— Collected data entries —
· · · ·

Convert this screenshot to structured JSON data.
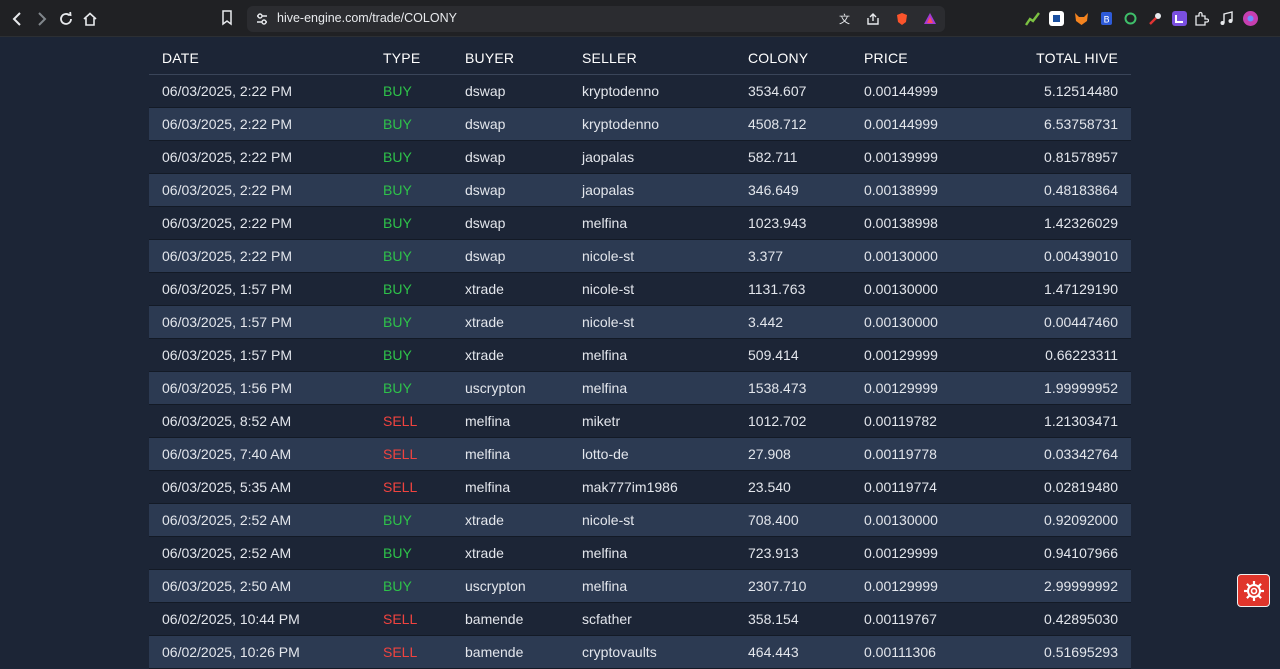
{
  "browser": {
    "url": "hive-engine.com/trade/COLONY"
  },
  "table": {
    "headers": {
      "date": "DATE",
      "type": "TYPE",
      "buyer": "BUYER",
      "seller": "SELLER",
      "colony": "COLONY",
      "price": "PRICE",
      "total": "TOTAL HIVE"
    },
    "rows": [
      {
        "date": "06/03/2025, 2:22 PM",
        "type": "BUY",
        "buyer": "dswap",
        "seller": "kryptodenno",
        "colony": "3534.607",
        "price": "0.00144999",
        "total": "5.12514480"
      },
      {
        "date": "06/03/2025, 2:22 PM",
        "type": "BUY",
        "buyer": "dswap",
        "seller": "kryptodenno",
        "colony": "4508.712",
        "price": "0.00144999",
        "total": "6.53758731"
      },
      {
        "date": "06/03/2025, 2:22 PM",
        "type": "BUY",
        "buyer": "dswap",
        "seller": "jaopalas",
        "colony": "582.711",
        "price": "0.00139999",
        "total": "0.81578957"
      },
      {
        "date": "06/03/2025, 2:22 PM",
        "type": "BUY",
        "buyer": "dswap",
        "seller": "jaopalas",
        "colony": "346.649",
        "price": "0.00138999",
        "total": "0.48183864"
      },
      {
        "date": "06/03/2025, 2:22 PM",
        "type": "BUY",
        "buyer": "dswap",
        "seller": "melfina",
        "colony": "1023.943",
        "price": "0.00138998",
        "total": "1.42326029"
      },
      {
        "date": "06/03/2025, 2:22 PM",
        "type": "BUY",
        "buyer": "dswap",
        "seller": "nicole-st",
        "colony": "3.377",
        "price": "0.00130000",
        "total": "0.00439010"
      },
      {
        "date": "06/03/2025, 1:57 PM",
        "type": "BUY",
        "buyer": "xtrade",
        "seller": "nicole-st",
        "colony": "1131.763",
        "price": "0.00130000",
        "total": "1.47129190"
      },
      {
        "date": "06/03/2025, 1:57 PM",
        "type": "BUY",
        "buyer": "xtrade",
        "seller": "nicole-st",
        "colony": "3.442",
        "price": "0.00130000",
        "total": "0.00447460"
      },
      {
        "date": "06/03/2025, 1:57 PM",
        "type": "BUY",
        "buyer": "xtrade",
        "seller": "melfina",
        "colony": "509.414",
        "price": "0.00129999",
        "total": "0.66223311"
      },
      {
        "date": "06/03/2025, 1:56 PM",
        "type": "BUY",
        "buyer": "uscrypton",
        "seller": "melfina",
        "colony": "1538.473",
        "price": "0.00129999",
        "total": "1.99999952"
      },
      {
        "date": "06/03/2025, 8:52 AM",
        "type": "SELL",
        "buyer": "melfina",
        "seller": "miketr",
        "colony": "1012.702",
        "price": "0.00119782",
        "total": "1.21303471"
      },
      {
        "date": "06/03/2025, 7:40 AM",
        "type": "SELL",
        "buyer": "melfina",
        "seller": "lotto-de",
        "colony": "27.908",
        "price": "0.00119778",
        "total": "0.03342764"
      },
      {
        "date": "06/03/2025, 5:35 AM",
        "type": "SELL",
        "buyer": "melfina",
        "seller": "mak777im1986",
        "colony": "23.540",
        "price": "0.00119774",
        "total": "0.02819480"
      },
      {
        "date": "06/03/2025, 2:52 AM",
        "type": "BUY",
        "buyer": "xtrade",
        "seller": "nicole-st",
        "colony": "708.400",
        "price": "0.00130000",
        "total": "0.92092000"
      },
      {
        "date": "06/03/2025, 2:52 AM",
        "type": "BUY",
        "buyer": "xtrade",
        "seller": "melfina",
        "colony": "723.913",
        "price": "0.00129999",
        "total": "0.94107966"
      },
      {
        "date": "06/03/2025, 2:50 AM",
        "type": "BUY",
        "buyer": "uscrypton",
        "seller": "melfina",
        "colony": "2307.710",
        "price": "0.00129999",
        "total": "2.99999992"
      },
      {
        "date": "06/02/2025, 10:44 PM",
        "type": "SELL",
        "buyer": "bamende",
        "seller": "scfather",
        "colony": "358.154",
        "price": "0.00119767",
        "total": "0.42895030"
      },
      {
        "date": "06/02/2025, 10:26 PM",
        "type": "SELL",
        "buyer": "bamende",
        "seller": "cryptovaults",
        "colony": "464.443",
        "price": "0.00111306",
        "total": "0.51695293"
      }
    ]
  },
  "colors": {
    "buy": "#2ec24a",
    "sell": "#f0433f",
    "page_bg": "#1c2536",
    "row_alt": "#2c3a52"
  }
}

· · · ·

— Work to be completed —
Take the listing and print it again exactly, but without any pictures.

— Completed task —
Convert this screenshot to structured JSON data.
{
  "browser": {
    "url": "hive-engine.com/trade/COLONY"
  },
  "table": {
    "headers": {
      "date": "DATE",
      "type": "TYPE",
      "buyer": "BUYER",
      "seller": "SELLER",
      "colony": "COLONY",
      "price": "PRICE",
      "total": "TOTAL HIVE"
    },
    "rows": [
      {
        "date": "06/03/2025, 2:22 PM",
        "type": "BUY",
        "buyer": "dswap",
        "seller": "kryptodenno",
        "colony": "3534.607",
        "price": "0.00144999",
        "total": "5.12514480"
      },
      {
        "date": "06/03/2025, 2:22 PM",
        "type": "BUY",
        "buyer": "dswap",
        "seller": "kryptodenno",
        "colony": "4508.712",
        "price": "0.00144999",
        "total": "6.53758731"
      },
      {
        "date": "06/03/2025, 2:22 PM",
        "type": "BUY",
        "buyer": "dswap",
        "seller": "jaopalas",
        "colony": "582.711",
        "price": "0.00139999",
        "total": "0.81578957"
      },
      {
        "date": "06/03/2025, 2:22 PM",
        "type": "BUY",
        "buyer": "dswap",
        "seller": "jaopalas",
        "colony": "346.649",
        "price": "0.00138999",
        "total": "0.48183864"
      },
      {
        "date": "06/03/2025, 2:22 PM",
        "type": "BUY",
        "buyer": "dswap",
        "seller": "melfina",
        "colony": "1023.943",
        "price": "0.00138998",
        "total": "1.42326029"
      },
      {
        "date": "06/03/2025, 2:22 PM",
        "type": "BUY",
        "buyer": "dswap",
        "seller": "nicole-st",
        "colony": "3.377",
        "price": "0.00130000",
        "total": "0.00439010"
      },
      {
        "date": "06/03/2025, 1:57 PM",
        "type": "BUY",
        "buyer": "xtrade",
        "seller": "nicole-st",
        "colony": "1131.763",
        "price": "0.00130000",
        "total": "1.47129190"
      },
      {
        "date": "06/03/2025, 1:57 PM",
        "type": "BUY",
        "buyer": "xtrade",
        "seller": "nicole-st",
        "colony": "3.442",
        "price": "0.00130000",
        "total": "0.00447460"
      },
      {
        "date": "06/03/2025, 1:57 PM",
        "type": "BUY",
        "buyer": "xtrade",
        "seller": "melfina",
        "colony": "509.414",
        "price": "0.00129999",
        "total": "0.66223311"
      },
      {
        "date": "06/03/2025, 1:56 PM",
        "type": "BUY",
        "buyer": "uscrypton",
        "seller": "melfina",
        "colony": "1538.473",
        "price": "0.00129999",
        "total": "1.99999952"
      },
      {
        "date": "06/03/2025, 8:52 AM",
        "type": "SELL",
        "buyer": "melfina",
        "seller": "miketr",
        "colony": "1012.702",
        "price": "0.00119782",
        "total": "1.21303471"
      },
      {
        "date": "06/03/2025, 7:40 AM",
        "type": "SELL",
        "buyer": "melfina",
        "seller": "lotto-de",
        "colony": "27.908",
        "price": "0.00119778",
        "total": "0.03342764"
      },
      {
        "date": "06/03/2025, 5:35 AM",
        "type": "SELL",
        "buyer": "melfina",
        "seller": "mak777im1986",
        "colony": "23.540",
        "price": "0.00119774",
        "total": "0.02819480"
      },
      {
        "date": "06/03/2025, 2:52 AM",
        "type": "BUY",
        "buyer": "xtrade",
        "seller": "nicole-st",
        "colony": "708.400",
        "price": "0.00130000",
        "total": "0.92092000"
      },
      {
        "date": "06/03/2025, 2:52 AM",
        "type": "BUY",
        "buyer": "xtrade",
        "seller": "melfina",
        "colony": "723.913",
        "price": "0.00129999",
        "total": "0.94107966"
      },
      {
        "date": "06/03/2025, 2:50 AM",
        "type": "BUY",
        "buyer": "uscrypton",
        "seller": "melfina",
        "colony": "2307.710",
        "price": "0.00129999",
        "total": "2.99999992"
      },
      {
        "date": "06/02/2025, 10:44 PM",
        "type": "SELL",
        "buyer": "bamende",
        "seller": "scfather",
        "colony": "358.154",
        "price": "0.00119767",
        "total": "0.42895030"
      },
      {
        "date": "06/02/2025, 10:26 PM",
        "type": "SELL",
        "buyer": "bamende",
        "seller": "cryptovaults",
        "colony": "464.443",
        "price": "0.00111306",
        "total": "0.51695293"
      }
    ]
  },
  "colors": {
    "buy": "#2ec24a",
    "sell": "#f0433f",
    "page_bg": "#1c2536",
    "row_alt": "#2c3a52"
  }
}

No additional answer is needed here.